### REQUIRED WORK:
Search the listing below for "perfect". Copy each matching line.

[start]

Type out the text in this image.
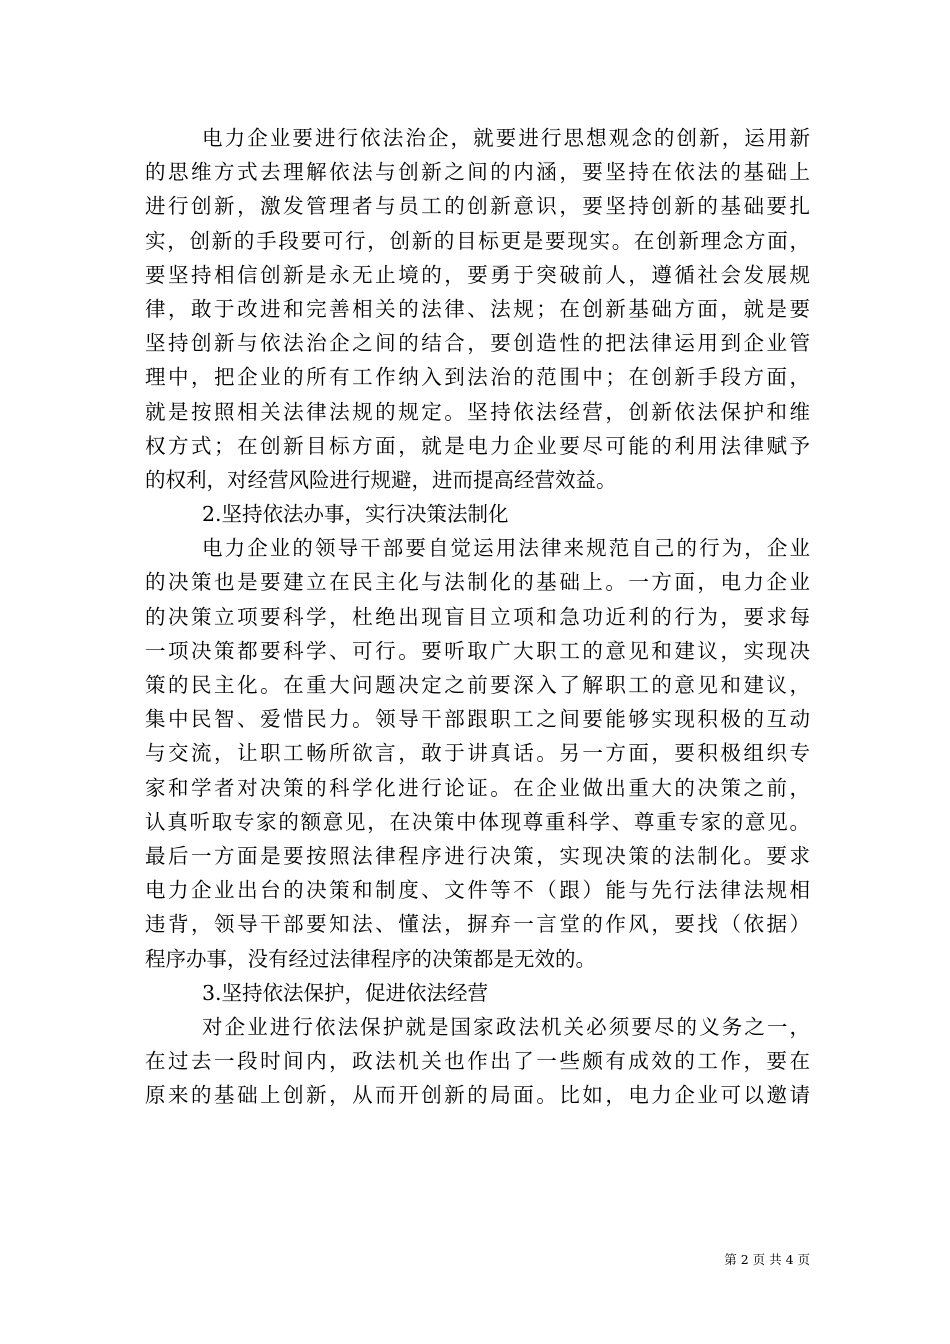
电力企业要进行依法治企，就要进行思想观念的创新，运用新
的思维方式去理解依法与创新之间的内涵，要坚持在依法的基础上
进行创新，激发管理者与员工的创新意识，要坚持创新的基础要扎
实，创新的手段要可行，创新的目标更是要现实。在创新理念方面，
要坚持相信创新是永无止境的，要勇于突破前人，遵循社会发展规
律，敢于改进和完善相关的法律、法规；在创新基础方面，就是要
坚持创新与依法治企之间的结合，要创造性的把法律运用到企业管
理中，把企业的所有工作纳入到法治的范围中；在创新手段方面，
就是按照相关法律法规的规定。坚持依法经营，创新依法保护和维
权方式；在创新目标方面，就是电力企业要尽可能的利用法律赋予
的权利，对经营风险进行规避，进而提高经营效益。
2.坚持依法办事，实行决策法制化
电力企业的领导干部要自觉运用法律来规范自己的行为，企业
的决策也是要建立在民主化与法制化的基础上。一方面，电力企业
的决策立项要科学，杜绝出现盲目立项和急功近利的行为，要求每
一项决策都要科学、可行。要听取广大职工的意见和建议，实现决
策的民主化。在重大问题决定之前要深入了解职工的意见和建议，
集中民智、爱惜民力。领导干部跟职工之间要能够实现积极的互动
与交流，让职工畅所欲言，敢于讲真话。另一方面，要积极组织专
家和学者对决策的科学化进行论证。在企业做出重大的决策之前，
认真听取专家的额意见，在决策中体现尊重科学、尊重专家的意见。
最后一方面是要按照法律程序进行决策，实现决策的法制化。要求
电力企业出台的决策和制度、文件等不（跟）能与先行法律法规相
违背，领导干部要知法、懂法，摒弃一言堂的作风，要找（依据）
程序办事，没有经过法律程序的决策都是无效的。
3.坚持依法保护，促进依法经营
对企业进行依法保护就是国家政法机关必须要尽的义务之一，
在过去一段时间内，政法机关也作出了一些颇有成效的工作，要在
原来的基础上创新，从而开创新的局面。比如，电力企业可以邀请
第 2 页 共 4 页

[end]
[start]

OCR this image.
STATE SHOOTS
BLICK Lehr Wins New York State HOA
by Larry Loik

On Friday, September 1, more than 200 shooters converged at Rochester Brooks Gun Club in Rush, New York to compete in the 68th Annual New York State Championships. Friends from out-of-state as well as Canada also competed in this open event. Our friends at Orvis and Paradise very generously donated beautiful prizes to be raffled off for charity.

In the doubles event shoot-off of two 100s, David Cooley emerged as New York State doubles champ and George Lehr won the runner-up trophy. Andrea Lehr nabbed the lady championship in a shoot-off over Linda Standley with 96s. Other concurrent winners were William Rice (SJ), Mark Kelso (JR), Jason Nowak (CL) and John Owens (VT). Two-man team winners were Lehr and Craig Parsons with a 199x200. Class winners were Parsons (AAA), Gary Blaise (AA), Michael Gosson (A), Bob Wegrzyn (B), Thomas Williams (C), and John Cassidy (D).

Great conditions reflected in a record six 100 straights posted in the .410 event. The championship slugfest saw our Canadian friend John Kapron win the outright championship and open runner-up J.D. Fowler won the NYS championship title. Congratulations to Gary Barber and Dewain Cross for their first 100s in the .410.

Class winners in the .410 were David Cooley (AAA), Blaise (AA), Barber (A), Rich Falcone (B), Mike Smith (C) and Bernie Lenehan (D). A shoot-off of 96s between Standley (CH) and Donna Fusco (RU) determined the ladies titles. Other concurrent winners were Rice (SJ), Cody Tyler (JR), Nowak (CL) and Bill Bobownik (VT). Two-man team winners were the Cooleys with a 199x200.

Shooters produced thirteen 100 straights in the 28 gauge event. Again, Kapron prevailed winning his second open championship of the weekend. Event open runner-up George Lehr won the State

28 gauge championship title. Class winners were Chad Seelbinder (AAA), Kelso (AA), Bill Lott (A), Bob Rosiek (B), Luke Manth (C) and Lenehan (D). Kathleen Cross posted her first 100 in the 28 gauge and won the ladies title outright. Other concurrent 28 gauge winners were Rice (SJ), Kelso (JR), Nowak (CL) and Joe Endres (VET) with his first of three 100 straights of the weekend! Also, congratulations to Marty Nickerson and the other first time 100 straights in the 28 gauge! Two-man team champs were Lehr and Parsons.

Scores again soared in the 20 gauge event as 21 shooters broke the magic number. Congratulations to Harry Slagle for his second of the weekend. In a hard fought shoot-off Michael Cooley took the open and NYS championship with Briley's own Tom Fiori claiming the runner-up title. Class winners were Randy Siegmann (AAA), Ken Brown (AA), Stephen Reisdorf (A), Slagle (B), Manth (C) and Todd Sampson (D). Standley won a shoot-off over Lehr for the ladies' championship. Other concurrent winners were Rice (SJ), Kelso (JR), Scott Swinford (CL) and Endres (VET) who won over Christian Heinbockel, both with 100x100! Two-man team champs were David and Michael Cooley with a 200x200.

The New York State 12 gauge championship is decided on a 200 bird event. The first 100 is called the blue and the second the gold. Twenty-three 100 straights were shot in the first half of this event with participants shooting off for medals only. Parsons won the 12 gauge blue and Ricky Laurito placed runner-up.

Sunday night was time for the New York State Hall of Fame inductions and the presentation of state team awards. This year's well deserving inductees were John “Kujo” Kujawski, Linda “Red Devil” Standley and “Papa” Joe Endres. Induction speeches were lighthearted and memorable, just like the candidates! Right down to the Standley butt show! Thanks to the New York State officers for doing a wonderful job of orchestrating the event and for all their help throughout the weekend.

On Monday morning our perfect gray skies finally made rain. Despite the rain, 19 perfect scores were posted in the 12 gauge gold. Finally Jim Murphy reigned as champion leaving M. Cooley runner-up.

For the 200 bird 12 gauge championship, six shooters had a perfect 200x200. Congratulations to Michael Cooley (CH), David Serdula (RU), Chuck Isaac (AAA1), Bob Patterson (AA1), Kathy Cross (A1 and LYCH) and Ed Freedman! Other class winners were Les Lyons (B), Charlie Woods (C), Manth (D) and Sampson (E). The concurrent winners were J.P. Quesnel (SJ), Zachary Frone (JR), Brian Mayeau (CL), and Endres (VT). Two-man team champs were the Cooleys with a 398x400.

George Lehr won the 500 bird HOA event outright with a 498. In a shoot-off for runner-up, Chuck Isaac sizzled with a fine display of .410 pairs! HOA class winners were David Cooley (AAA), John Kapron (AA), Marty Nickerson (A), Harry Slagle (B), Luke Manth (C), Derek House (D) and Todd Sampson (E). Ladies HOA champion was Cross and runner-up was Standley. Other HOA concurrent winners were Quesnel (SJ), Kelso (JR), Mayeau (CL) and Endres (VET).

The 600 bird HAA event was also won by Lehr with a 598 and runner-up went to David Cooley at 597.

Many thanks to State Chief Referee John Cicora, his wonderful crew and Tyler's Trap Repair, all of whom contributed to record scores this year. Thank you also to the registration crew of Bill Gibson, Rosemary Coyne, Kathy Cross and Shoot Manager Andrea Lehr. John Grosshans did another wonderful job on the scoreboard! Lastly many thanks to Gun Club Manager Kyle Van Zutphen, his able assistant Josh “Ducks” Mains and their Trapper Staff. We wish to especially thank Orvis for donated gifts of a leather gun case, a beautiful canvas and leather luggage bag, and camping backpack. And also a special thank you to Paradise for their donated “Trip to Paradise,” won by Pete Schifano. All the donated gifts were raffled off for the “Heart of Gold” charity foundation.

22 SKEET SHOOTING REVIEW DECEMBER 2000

[end]

### EXERCISE RESULT:
On Monday morning our perfect gray skies finally made rain. Despite the rain, 19 perfect scores were posted in the 12 gauge gold. Finally Jim Murphy reigned as champion leaving M. Cooley runner-up.
For the 200 bird 12 gauge championship, six shooters had a perfect 200x200. Congratulations to Michael Cooley (CH), David Serdula (RU), Chuck Isaac (AAA1), Bob Patterson (AA1), Kathy Cross (A1 and LYCH) and Ed Freedman! Other class winners were Les Lyons (B), Charlie Woods (C), Manth (D) and Sampson (E). The concurrent winners were J.P. Quesnel (SJ), Zachary Frone (JR), Brian Mayeau (CL), and Endres (VT). Two-man team champs were the Cooleys with a 398x400.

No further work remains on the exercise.